Job = Determine the number of lines containing the word "Menschen", and state that figure alone.

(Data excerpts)

== == ==

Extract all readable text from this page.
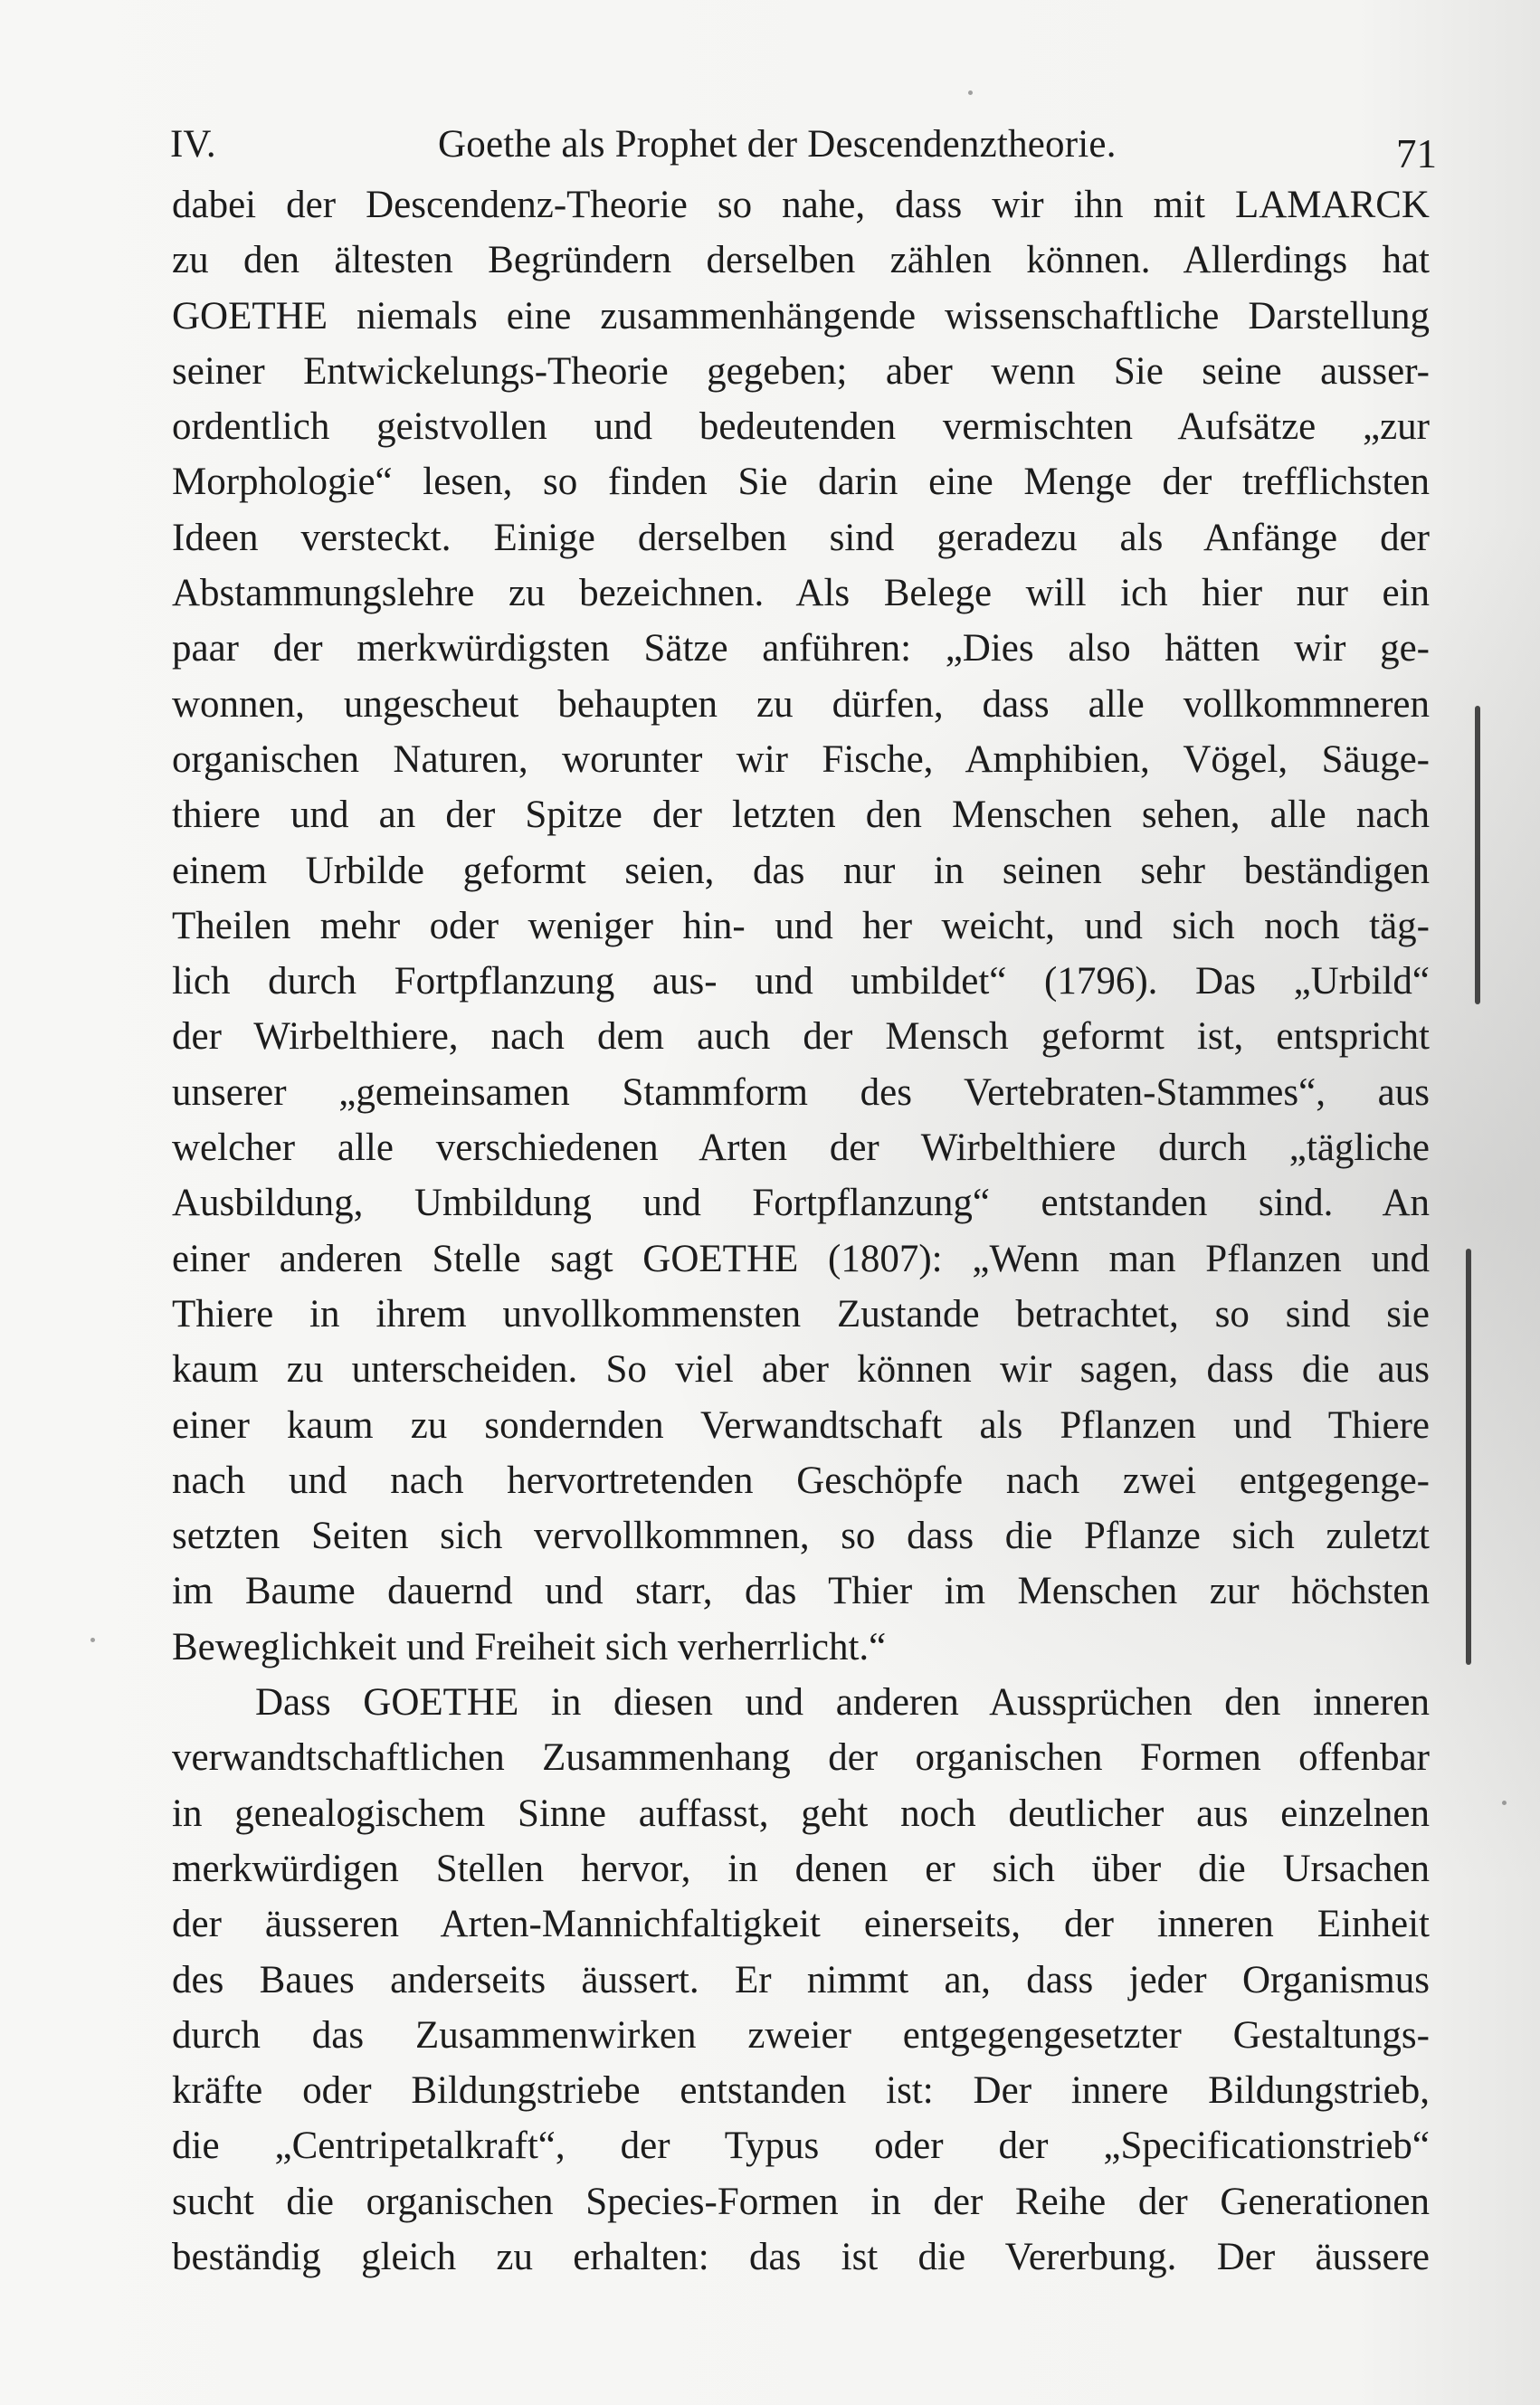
IV.	Goethe als Prophet der Descendenztheorie.	71
dabei der Descendenz-Theorie so nahe, dass wir ihn mit LAMARCK
zu den ältesten Begründern derselben zählen können. Allerdings hat
GOETHE niemals eine zusammenhängende wissenschaftliche Darstellung
seiner Entwickelungs-Theorie gegeben; aber wenn Sie seine ausser-
ordentlich geistvollen und bedeutenden vermischten Aufsätze „zur
Morphologie“ lesen, so finden Sie darin eine Menge der trefflichsten
Ideen versteckt. Einige derselben sind geradezu als Anfänge der
Abstammungslehre zu bezeichnen. Als Belege will ich hier nur ein
paar der merkwürdigsten Sätze anführen: „Dies also hätten wir ge-
wonnen, ungescheut behaupten zu dürfen, dass alle vollkommneren
organischen Naturen, worunter wir Fische, Amphibien, Vögel, Säuge-
thiere und an der Spitze der letzten den Menschen sehen, alle nach
einem Urbilde geformt seien, das nur in seinen sehr beständigen
Theilen mehr oder weniger hin- und her weicht, und sich noch täg-
lich durch Fortpflanzung aus- und umbildet“ (1796). Das „Urbild“
der Wirbelthiere, nach dem auch der Mensch geformt ist, entspricht
unserer „gemeinsamen Stammform des Vertebraten-Stammes“, aus
welcher alle verschiedenen Arten der Wirbelthiere durch „tägliche
Ausbildung, Umbildung und Fortpflanzung“ entstanden sind. An
einer anderen Stelle sagt GOETHE (1807): „Wenn man Pflanzen und
Thiere in ihrem unvollkommensten Zustande betrachtet, so sind sie
kaum zu unterscheiden. So viel aber können wir sagen, dass die aus
einer kaum zu sondernden Verwandtschaft als Pflanzen und Thiere
nach und nach hervortretenden Geschöpfe nach zwei entgegenge-
setzten Seiten sich vervollkommnen, so dass die Pflanze sich zuletzt
im Baume dauernd und starr, das Thier im Menschen zur höchsten
Beweglichkeit und Freiheit sich verherrlicht.“
Dass GOETHE in diesen und anderen Aussprüchen den inneren
verwandtschaftlichen Zusammenhang der organischen Formen offenbar
in genealogischem Sinne auffasst, geht noch deutlicher aus einzelnen
merkwürdigen Stellen hervor, in denen er sich über die Ursachen
der äusseren Arten-Mannichfaltigkeit einerseits, der inneren Einheit
des Baues anderseits äussert. Er nimmt an, dass jeder Organismus
durch das Zusammenwirken zweier entgegengesetzter Gestaltungs-
kräfte oder Bildungstriebe entstanden ist: Der innere Bildungstrieb,
die „Centripetalkraft“, der Typus oder der „Specificationstrieb“
sucht die organischen Species-Formen in der Reihe der Generationen
beständig gleich zu erhalten: das ist die Vererbung. Der äussere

== == ==

Exercise answer = 2